INSTRUCTIONS FOR THE TASK: Copy out all the records, word for word.

Dataset entries:
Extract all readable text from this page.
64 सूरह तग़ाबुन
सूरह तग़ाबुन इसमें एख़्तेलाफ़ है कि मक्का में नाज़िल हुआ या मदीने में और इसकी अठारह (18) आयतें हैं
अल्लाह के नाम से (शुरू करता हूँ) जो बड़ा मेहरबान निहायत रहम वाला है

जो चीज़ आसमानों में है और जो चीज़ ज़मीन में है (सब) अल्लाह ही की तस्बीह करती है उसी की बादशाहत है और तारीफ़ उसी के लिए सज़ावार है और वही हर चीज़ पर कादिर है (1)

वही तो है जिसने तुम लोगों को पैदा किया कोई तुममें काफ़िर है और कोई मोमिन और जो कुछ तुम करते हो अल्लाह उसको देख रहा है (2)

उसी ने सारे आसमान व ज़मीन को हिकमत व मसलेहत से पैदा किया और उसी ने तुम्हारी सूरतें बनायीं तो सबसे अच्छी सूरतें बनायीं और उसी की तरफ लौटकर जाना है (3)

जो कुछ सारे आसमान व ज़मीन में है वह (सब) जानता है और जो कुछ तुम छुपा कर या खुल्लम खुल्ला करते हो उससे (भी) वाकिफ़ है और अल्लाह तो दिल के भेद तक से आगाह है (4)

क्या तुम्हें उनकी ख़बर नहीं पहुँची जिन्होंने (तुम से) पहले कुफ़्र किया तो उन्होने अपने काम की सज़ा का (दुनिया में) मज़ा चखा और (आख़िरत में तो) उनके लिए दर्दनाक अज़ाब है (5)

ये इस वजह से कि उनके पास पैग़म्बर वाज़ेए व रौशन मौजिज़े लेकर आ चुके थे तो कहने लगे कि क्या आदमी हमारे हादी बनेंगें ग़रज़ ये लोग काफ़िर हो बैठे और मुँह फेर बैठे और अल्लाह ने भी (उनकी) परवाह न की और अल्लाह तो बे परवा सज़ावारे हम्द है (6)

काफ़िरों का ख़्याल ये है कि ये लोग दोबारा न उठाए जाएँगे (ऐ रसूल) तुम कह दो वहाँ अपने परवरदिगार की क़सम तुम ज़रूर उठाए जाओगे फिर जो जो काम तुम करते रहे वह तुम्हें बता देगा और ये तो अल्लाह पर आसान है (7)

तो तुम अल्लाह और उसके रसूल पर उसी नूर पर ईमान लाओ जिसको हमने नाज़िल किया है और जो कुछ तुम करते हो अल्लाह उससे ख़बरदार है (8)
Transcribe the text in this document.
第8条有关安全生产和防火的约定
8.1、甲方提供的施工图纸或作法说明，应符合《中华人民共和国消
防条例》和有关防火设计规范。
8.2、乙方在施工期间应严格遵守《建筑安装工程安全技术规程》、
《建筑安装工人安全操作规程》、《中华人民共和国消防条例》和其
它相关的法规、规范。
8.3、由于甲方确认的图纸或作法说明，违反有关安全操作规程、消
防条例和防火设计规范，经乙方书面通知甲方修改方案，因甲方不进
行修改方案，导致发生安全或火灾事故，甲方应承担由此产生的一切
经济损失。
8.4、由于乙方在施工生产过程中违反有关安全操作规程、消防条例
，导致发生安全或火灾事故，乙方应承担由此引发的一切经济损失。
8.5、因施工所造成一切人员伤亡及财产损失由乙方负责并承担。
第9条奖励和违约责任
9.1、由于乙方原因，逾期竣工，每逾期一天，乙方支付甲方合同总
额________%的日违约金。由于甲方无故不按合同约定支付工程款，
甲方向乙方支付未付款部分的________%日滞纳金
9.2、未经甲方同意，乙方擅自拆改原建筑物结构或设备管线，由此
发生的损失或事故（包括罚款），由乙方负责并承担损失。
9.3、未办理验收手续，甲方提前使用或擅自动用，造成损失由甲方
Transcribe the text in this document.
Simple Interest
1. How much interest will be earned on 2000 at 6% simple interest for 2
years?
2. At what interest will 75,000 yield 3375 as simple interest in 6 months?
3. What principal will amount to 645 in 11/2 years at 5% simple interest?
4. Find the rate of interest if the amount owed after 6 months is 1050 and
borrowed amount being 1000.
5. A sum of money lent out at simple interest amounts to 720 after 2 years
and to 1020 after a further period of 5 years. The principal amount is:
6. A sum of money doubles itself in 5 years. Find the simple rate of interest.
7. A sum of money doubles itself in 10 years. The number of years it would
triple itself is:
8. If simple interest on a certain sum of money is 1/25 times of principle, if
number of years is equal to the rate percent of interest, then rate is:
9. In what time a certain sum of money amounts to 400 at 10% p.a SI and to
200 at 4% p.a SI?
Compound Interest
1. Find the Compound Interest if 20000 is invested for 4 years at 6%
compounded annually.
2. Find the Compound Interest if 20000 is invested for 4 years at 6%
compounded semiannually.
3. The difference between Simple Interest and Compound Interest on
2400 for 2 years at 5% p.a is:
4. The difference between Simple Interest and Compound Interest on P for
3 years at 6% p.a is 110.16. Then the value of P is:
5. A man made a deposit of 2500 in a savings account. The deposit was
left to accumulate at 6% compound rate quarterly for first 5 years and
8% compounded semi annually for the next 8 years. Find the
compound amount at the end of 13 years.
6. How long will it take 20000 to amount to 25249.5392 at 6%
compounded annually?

WRITTEN SOLUTION:
Extract all readable text from this page.
64 सूरह तग़ाबुन
सूरह तग़ाबुन इसमें एख़्तेलाफ़ है कि मक्का में नाज़िल हुआ या मदीने में और इसकी अठारह (18) आयतें हैं
अल्लाह के नाम से (शुरू करता हूँ) जो बड़ा मेहरबान निहायत रहम वाला है

जो चीज़ आसमानों में है और जो चीज़ ज़मीन में है (सब) अल्लाह ही की तस्बीह करती है उसी की बादशाहत है और तारीफ़ उसी के लिए सज़ावार है और वही हर चीज़ पर कादिर है (1)

वही तो है जिसने तुम लोगों को पैदा किया कोई तुममें काफ़िर है और कोई मोमिन और जो कुछ तुम करते हो अल्लाह उसको देख रहा है (2)

उसी ने सारे आसमान व ज़मीन को हिकमत व मसलेहत से पैदा किया और उसी ने तुम्हारी सूरतें बनायीं तो सबसे अच्छी सूरतें बनायीं और उसी की तरफ लौटकर जाना है (3)

जो कुछ सारे आसमान व ज़मीन में है वह (सब) जानता है और जो कुछ तुम छुपा कर या खुल्लम खुल्ला करते हो उससे (भी) वाकिफ़ है और अल्लाह तो दिल के भेद तक से आगाह है (4)

क्या तुम्हें उनकी ख़बर नहीं पहुँची जिन्होंने (तुम से) पहले कुफ़्र किया तो उन्होने अपने काम की सज़ा का (दुनिया में) मज़ा चखा और (आख़िरत में तो) उनके लिए दर्दनाक अज़ाब है (5)

ये इस वजह से कि उनके पास पैग़म्बर वाज़ेए व रौशन मौजिज़े लेकर आ चुके थे तो कहने लगे कि क्या आदमी हमारे हादी बनेंगें ग़रज़ ये लोग काफ़िर हो बैठे और मुँह फेर बैठे और अल्लाह ने भी (उनकी) परवाह न की और अल्लाह तो बे परवा सज़ावारे हम्द है (6)

काफ़िरों का ख़्याल ये है कि ये लोग दोबारा न उठाए जाएँगे (ऐ रसूल) तुम कह दो वहाँ अपने परवरदिगार की क़सम तुम ज़रूर उठाए जाओगे फिर जो जो काम तुम करते रहे वह तुम्हें बता देगा और ये तो अल्लाह पर आसान है (7)

तो तुम अल्लाह और उसके रसूल पर उसी नूर पर ईमान लाओ जिसको हमने नाज़िल किया है और जो कुछ तुम करते हो अल्लाह उससे ख़बरदार है (8)
Transcribe the text in this document.
第8条有关安全生产和防火的约定
8.1、甲方提供的施工图纸或作法说明，应符合《中华人民共和国消
防条例》和有关防火设计规范。
8.2、乙方在施工期间应严格遵守《建筑安装工程安全技术规程》、
《建筑安装工人安全操作规程》、《中华人民共和国消防条例》和其
它相关的法规、规范。
8.3、由于甲方确认的图纸或作法说明，违反有关安全操作规程、消
防条例和防火设计规范，经乙方书面通知甲方修改方案，因甲方不进
行修改方案，导致发生安全或火灾事故，甲方应承担由此产生的一切
经济损失。
8.4、由于乙方在施工生产过程中违反有关安全操作规程、消防条例
，导致发生安全或火灾事故，乙方应承担由此引发的一切经济损失。
8.5、因施工所造成一切人员伤亡及财产损失由乙方负责并承担。
第9条奖励和违约责任
9.1、由于乙方原因，逾期竣工，每逾期一天，乙方支付甲方合同总
额________%的日违约金。由于甲方无故不按合同约定支付工程款，
甲方向乙方支付未付款部分的________%日滞纳金
9.2、未经甲方同意，乙方擅自拆改原建筑物结构或设备管线，由此
发生的损失或事故（包括罚款），由乙方负责并承担损失。
9.3、未办理验收手续，甲方提前使用或擅自动用，造成损失由甲方
Transcribe the text in this document.
Simple Interest
1. How much interest will be earned on 2000 at 6% simple interest for 2
years?
2. At what interest will 75,000 yield 3375 as simple interest in 6 months?
3. What principal will amount to 645 in 11/2 years at 5% simple interest?
4. Find the rate of interest if the amount owed after 6 months is 1050 and
borrowed amount being 1000.
5. A sum of money lent out at simple interest amounts to 720 after 2 years
and to 1020 after a further period of 5 years. The principal amount is:
6. A sum of money doubles itself in 5 years. Find the simple rate of interest.
7. A sum of money doubles itself in 10 years. The number of years it would
triple itself is:
8. If simple interest on a certain sum of money is 1/25 times of principle, if
number of years is equal to the rate percent of interest, then rate is:
9. In what time a certain sum of money amounts to 400 at 10% p.a SI and to
200 at 4% p.a SI?
Compound Interest
1. Find the Compound Interest if 20000 is invested for 4 years at 6%
compounded annually.
2. Find the Compound Interest if 20000 is invested for 4 years at 6%
compounded semiannually.
3. The difference between Simple Interest and Compound Interest on
2400 for 2 years at 5% p.a is:
4. The difference between Simple Interest and Compound Interest on P for
3 years at 6% p.a is 110.16. Then the value of P is:
5. A man made a deposit of 2500 in a savings account. The deposit was
left to accumulate at 6% compound rate quarterly for first 5 years and
8% compounded semi annually for the next 8 years. Find the
compound amount at the end of 13 years.
6. How long will it take 20000 to amount to 25249.5392 at 6%
compounded annually?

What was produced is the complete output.